The exercise:
Transcribe the full listing exactly, and drop every picture.

────────

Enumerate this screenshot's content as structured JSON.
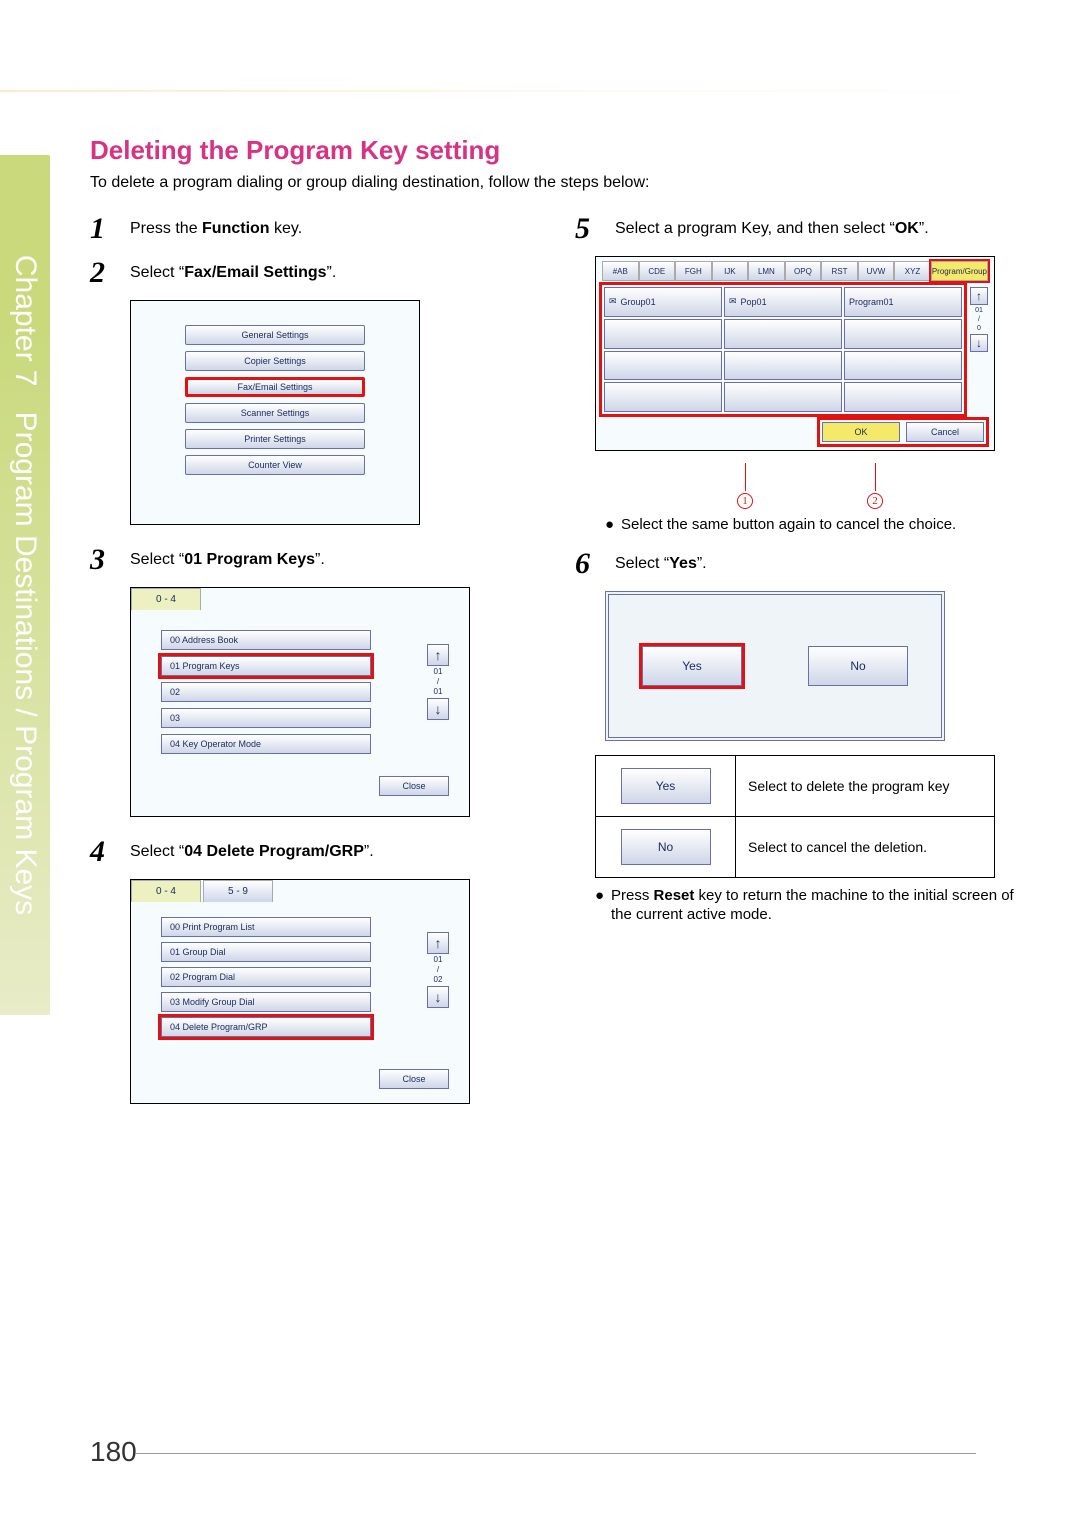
{
  "chapter": {
    "label": "Chapter 7",
    "title": "Program Destinations / Program Keys"
  },
  "heading": "Deleting the Program Key setting",
  "intro": "To delete a program dialing or group dialing destination, follow the steps below:",
  "col_left": {
    "step1": {
      "num": "1",
      "pre": "Press the ",
      "bold": "Function",
      "post": " key."
    },
    "step2": {
      "num": "2",
      "pre": "Select “",
      "bold": "Fax/Email Settings",
      "post": "”."
    },
    "step3": {
      "num": "3",
      "pre": "Select “",
      "bold": "01 Program Keys",
      "post": "”."
    },
    "step4": {
      "num": "4",
      "pre": "Select “",
      "bold": "04 Delete Program/GRP",
      "post": "”."
    }
  },
  "ss2": {
    "r1": "General Settings",
    "r2": "Copier Settings",
    "r3": "Fax/Email Settings",
    "r4": "Scanner Settings",
    "r5": "Printer Settings",
    "r6": "Counter View"
  },
  "ss3": {
    "tab": "0 - 4",
    "r0": "00  Address Book",
    "r1": "01  Program Keys",
    "r2": "02",
    "r3": "03",
    "r4": "04  Key Operator Mode",
    "page_top": "01",
    "page_mid": "/",
    "page_bot": "01",
    "close": "Close"
  },
  "ss4": {
    "tab1": "0 - 4",
    "tab2": "5 - 9",
    "r0": "00  Print Program List",
    "r1": "01  Group Dial",
    "r2": "02  Program Dial",
    "r3": "03  Modify Group Dial",
    "r4": "04  Delete Program/GRP",
    "page_top": "01",
    "page_mid": "/",
    "page_bot": "02",
    "close": "Close"
  },
  "col_right": {
    "step5": {
      "num": "5",
      "pre": "Select a program Key, and then select “",
      "bold": "OK",
      "post": "”."
    },
    "step6": {
      "num": "6",
      "pre": "Select “",
      "bold": "Yes",
      "post": "”."
    }
  },
  "ss5": {
    "tabs": {
      "t0": "#AB",
      "t1": "CDE",
      "t2": "FGH",
      "t3": "IJK",
      "t4": "LMN",
      "t5": "OPQ",
      "t6": "RST",
      "t7": "UVW",
      "t8": "XYZ",
      "t9": "Program/Group"
    },
    "c0": "Group01",
    "c1": "Pop01",
    "c2": "Program01",
    "page_top": "01",
    "page_mid": "/",
    "page_bot": "0",
    "ok": "OK",
    "cancel": "Cancel",
    "call1": "1",
    "call2": "2"
  },
  "note5": "Select the same button again to cancel the choice.",
  "ss6": {
    "yes": "Yes",
    "no": "No"
  },
  "explain": {
    "yes": "Yes",
    "yes_txt": "Select to delete the program key",
    "no": "No",
    "no_txt": "Select to cancel the deletion."
  },
  "note6_pre": "Press ",
  "note6_bold": "Reset",
  "note6_post": " key to return the machine to the initial screen of the current active mode.",
  "page_number": "180"
}
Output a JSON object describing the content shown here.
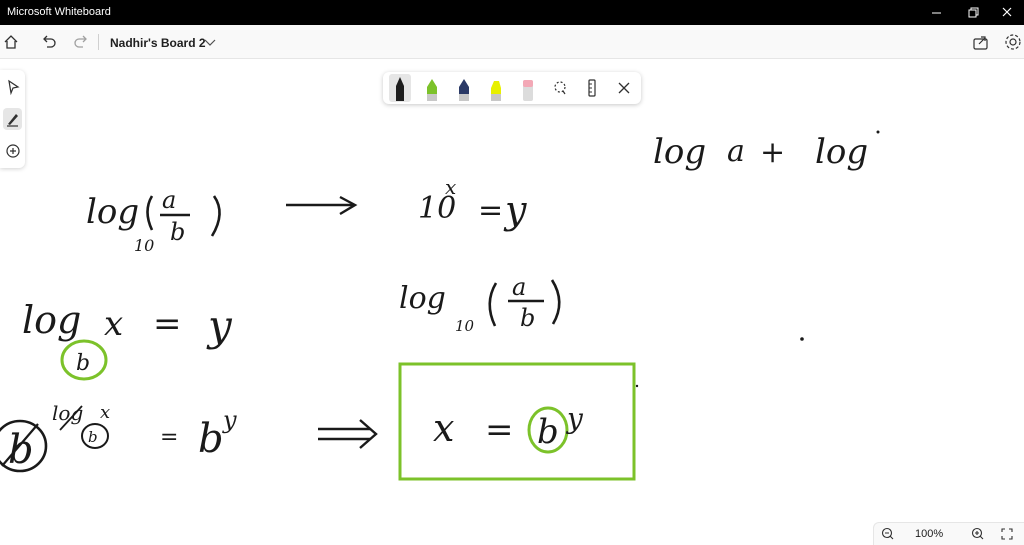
{
  "window": {
    "title": "Microsoft Whiteboard"
  },
  "toolbar": {
    "board_name": "Nadhir's Board 2"
  },
  "zoom": {
    "level": "100%"
  },
  "colors": {
    "ink": "#1a1a1a",
    "highlight_green": "#7cc22a",
    "titlebar": "#000000"
  },
  "pens": [
    {
      "name": "black-pen",
      "color": "#1e1e1e",
      "selected": true
    },
    {
      "name": "green-pen",
      "color": "#7cc22a",
      "selected": false
    },
    {
      "name": "blue-pen",
      "color": "#2b3a67",
      "selected": false
    },
    {
      "name": "yellow-highlighter",
      "color": "#e8f000",
      "selected": false
    },
    {
      "name": "eraser",
      "color": "#f3a8b6",
      "selected": false
    }
  ],
  "ink": {
    "eq_top_left": "log₁₀(a/b)",
    "eq_top_mid": "10ˣ = y",
    "eq_top_right": "log a + log",
    "eq_mid_left_main": "log",
    "eq_mid_left_sub": "b",
    "eq_mid_left_rest": "x = y",
    "eq_mid_center": "log₁₀(a/b)",
    "eq_bottom_left_base": "b",
    "eq_bottom_left_exp": "log",
    "eq_bottom_left_rest": "= bʸ",
    "eq_boxed": "x = bʸ",
    "arrow_single": "⟶",
    "arrow_double": "⟹"
  }
}
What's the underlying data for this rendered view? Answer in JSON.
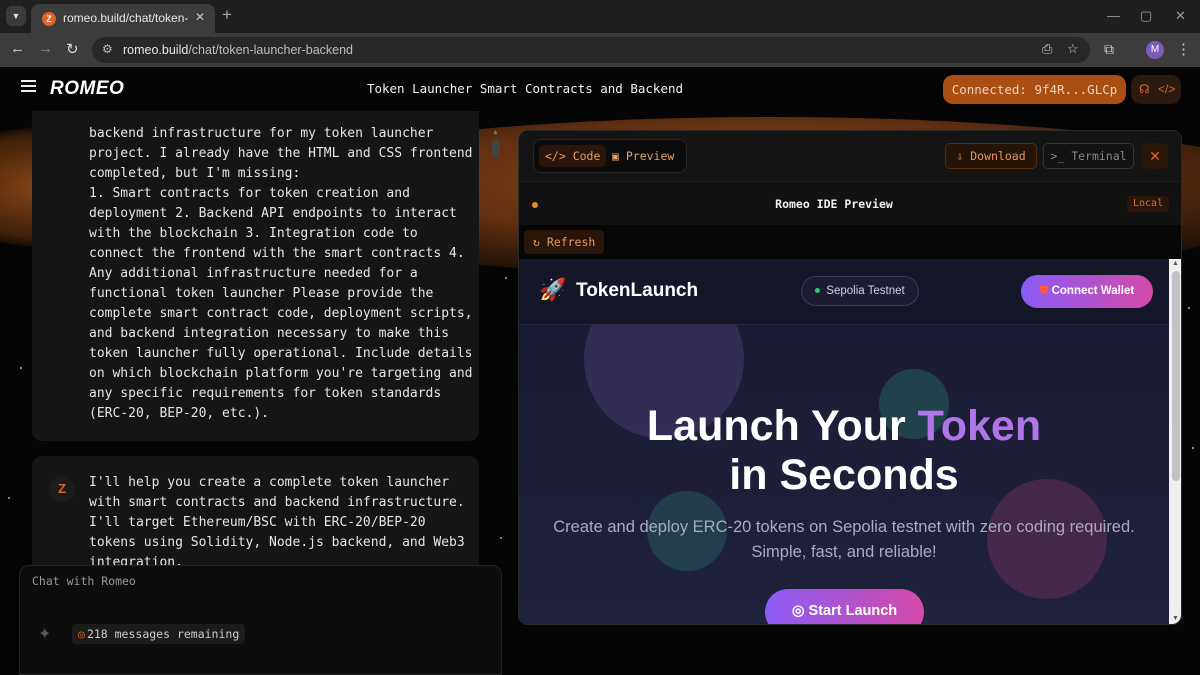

────────

Solution:
Enumerate this screenshot's content as structured JSON.
{
  "chapter": {
    "label": "Chapter 7",
    "title": "Program Destinations / Program Keys"
  },
  "heading": "Deleting the Program Key setting",
  "intro": "To delete a program dialing or group dialing destination, follow the steps below:",
  "col_left": {
    "step1": {
      "num": "1",
      "pre": "Press the ",
      "bold": "Function",
      "post": " key."
    },
    "step2": {
      "num": "2",
      "pre": "Select “",
      "bold": "Fax/Email Settings",
      "post": "”."
    },
    "step3": {
      "num": "3",
      "pre": "Select “",
      "bold": "01 Program Keys",
      "post": "”."
    },
    "step4": {
      "num": "4",
      "pre": "Select “",
      "bold": "04 Delete Program/GRP",
      "post": "”."
    }
  },
  "ss2": {
    "r1": "General Settings",
    "r2": "Copier Settings",
    "r3": "Fax/Email Settings",
    "r4": "Scanner Settings",
    "r5": "Printer Settings",
    "r6": "Counter View"
  },
  "ss3": {
    "tab": "0 - 4",
    "r0": "00  Address Book",
    "r1": "01  Program Keys",
    "r2": "02",
    "r3": "03",
    "r4": "04  Key Operator Mode",
    "page_top": "01",
    "page_mid": "/",
    "page_bot": "01",
    "close": "Close"
  },
  "ss4": {
    "tab1": "0 - 4",
    "tab2": "5 - 9",
    "r0": "00  Print Program List",
    "r1": "01  Group Dial",
    "r2": "02  Program Dial",
    "r3": "03  Modify Group Dial",
    "r4": "04  Delete Program/GRP",
    "page_top": "01",
    "page_mid": "/",
    "page_bot": "02",
    "close": "Close"
  },
  "col_right": {
    "step5": {
      "num": "5",
      "pre": "Select a program Key, and then select “",
      "bold": "OK",
      "post": "”."
    },
    "step6": {
      "num": "6",
      "pre": "Select “",
      "bold": "Yes",
      "post": "”."
    }
  },
  "ss5": {
    "tabs": {
      "t0": "#AB",
      "t1": "CDE",
      "t2": "FGH",
      "t3": "IJK",
      "t4": "LMN",
      "t5": "OPQ",
      "t6": "RST",
      "t7": "UVW",
      "t8": "XYZ",
      "t9": "Program/Group"
    },
    "c0": "Group01",
    "c1": "Pop01",
    "c2": "Program01",
    "page_top": "01",
    "page_mid": "/",
    "page_bot": "0",
    "ok": "OK",
    "cancel": "Cancel",
    "call1": "1",
    "call2": "2"
  },
  "note5": "Select the same button again to cancel the choice.",
  "ss6": {
    "yes": "Yes",
    "no": "No"
  },
  "explain": {
    "yes": "Yes",
    "yes_txt": "Select to delete the program key",
    "no": "No",
    "no_txt": "Select to cancel the deletion."
  },
  "note6_pre": "Press ",
  "note6_bold": "Reset",
  "note6_post": " key to return the machine to the initial screen of the current active mode.",
  "page_number": "180"
}
Output a JSON object describing the content shown here.
{
  "window": {
    "title": "Microsoft Whiteboard"
  },
  "toolbar": {
    "board_name": "Nadhir's Board 2"
  },
  "zoom": {
    "level": "100%"
  },
  "colors": {
    "ink": "#1a1a1a",
    "highlight_green": "#7cc22a",
    "titlebar": "#000000"
  },
  "pens": [
    {
      "name": "black-pen",
      "color": "#1e1e1e",
      "selected": true
    },
    {
      "name": "green-pen",
      "color": "#7cc22a",
      "selected": false
    },
    {
      "name": "blue-pen",
      "color": "#2b3a67",
      "selected": false
    },
    {
      "name": "yellow-highlighter",
      "color": "#e8f000",
      "selected": false
    },
    {
      "name": "eraser",
      "color": "#f3a8b6",
      "selected": false
    }
  ],
  "ink": {
    "eq_top_left": "log₁₀(a/b)",
    "eq_top_mid": "10ˣ = y",
    "eq_top_right": "log a + log",
    "eq_mid_left_main": "log",
    "eq_mid_left_sub": "b",
    "eq_mid_left_rest": "x = y",
    "eq_mid_center": "log₁₀(a/b)",
    "eq_bottom_left_base": "b",
    "eq_bottom_left_exp": "log",
    "eq_bottom_left_rest": "= bʸ",
    "eq_boxed": "x = bʸ",
    "arrow_single": "⟶",
    "arrow_double": "⟹"
  }
}
What's the underlying data for this rendered view? Answer in JSON.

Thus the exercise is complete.